List all the lines in these records that hold "name".

** Start of ENTRIES SUPPLIED **

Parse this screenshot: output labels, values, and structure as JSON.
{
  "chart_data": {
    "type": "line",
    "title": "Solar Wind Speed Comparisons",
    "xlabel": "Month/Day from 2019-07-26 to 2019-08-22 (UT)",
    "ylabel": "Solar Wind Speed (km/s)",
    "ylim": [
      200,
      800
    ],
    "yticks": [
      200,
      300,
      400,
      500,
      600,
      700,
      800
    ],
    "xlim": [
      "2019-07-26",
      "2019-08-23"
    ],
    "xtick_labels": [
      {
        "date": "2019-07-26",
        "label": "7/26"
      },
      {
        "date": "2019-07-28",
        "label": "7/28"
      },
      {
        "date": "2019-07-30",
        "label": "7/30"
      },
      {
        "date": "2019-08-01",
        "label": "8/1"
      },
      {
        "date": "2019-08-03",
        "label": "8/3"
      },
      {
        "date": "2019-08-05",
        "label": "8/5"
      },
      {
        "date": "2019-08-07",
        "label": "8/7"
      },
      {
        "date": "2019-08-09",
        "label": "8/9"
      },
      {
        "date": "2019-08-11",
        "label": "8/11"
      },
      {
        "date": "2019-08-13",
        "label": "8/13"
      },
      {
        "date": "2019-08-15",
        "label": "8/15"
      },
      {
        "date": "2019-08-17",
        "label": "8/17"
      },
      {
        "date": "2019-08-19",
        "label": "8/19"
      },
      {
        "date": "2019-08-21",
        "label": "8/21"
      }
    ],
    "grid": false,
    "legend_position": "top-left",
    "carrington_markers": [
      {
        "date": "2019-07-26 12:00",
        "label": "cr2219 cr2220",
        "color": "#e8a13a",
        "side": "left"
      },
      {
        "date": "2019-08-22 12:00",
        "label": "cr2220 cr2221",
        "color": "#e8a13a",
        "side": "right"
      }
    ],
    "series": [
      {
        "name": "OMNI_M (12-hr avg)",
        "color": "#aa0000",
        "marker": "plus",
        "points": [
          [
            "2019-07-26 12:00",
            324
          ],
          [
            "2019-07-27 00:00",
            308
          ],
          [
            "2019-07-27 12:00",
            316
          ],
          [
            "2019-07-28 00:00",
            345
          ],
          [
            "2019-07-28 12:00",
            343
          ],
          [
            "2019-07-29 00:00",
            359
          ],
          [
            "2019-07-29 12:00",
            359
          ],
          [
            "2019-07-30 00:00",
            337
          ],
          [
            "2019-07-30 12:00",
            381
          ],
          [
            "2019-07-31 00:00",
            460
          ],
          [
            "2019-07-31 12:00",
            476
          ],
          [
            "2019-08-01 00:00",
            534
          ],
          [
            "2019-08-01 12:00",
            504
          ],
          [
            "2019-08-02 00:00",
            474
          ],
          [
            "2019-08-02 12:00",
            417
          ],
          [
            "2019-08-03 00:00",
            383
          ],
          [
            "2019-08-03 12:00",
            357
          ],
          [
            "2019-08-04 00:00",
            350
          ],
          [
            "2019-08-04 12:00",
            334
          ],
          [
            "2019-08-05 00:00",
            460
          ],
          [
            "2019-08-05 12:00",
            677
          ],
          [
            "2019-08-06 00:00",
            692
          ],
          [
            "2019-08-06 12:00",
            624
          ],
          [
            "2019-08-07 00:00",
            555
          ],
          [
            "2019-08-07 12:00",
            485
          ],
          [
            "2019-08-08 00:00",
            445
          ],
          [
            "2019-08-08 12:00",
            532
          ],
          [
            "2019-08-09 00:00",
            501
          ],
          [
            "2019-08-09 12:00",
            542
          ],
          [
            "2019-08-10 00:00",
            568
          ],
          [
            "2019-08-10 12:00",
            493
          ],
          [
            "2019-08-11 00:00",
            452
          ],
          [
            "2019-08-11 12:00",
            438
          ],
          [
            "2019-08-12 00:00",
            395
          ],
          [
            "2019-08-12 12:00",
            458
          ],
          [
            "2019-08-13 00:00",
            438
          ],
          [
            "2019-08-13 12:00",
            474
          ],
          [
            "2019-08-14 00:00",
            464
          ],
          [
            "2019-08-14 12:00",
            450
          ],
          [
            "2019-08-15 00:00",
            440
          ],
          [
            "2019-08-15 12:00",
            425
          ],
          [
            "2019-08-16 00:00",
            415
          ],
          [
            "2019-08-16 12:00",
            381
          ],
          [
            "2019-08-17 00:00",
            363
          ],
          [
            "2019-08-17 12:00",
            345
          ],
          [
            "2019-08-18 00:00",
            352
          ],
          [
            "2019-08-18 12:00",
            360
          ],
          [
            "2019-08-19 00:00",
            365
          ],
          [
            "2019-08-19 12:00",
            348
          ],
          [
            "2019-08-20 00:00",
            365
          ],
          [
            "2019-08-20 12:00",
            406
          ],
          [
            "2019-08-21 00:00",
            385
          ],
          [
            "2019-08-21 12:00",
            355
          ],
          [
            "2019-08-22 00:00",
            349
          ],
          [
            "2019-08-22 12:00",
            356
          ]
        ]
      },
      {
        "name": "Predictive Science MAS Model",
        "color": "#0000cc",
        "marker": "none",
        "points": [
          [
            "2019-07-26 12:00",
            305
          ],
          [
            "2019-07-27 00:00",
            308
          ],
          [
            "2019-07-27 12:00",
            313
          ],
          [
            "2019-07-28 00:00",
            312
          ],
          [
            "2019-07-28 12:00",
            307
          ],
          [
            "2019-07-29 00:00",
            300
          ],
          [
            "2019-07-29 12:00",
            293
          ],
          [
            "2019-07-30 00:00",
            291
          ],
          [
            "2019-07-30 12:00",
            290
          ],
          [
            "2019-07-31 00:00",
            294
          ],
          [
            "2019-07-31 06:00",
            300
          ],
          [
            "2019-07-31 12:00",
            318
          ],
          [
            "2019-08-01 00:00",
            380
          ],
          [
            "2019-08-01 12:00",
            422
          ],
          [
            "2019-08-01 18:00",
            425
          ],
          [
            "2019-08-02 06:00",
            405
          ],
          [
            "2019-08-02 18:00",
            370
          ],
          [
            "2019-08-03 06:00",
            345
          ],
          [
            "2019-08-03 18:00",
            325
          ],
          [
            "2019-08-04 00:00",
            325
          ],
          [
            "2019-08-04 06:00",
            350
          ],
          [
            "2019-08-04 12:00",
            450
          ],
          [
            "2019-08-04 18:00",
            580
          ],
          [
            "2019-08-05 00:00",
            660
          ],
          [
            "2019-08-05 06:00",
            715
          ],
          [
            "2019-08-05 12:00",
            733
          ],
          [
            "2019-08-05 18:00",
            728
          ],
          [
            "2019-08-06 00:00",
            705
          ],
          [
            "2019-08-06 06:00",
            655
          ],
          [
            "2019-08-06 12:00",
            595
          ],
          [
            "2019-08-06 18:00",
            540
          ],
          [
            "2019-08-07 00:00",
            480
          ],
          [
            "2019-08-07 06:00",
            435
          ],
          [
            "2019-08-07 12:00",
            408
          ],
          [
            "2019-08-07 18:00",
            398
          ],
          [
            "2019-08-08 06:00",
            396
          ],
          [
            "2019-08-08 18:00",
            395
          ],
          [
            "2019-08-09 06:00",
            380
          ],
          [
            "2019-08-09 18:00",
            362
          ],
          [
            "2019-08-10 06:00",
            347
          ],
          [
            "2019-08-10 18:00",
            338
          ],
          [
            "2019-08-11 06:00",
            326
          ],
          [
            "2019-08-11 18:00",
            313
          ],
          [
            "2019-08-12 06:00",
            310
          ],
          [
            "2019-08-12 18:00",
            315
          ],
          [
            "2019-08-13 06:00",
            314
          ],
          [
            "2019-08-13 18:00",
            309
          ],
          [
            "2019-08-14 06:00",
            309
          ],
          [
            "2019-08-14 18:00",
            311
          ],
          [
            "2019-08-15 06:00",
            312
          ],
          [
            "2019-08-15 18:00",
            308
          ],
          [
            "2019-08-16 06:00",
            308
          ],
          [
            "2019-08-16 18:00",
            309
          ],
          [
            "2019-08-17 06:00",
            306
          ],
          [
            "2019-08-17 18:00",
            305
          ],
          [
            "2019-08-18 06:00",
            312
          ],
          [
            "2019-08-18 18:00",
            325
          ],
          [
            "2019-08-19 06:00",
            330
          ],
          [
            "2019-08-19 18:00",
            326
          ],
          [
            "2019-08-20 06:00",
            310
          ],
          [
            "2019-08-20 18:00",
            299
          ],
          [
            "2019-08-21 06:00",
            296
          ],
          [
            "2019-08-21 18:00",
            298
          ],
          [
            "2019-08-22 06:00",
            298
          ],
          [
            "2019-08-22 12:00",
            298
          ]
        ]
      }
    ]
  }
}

** End of ENTRIES SUPPLIED **

## OUTPUT FOR THIS TASK
        "name": "OMNI_M (12-hr avg)",
        "name": "Predictive Science MAS Model",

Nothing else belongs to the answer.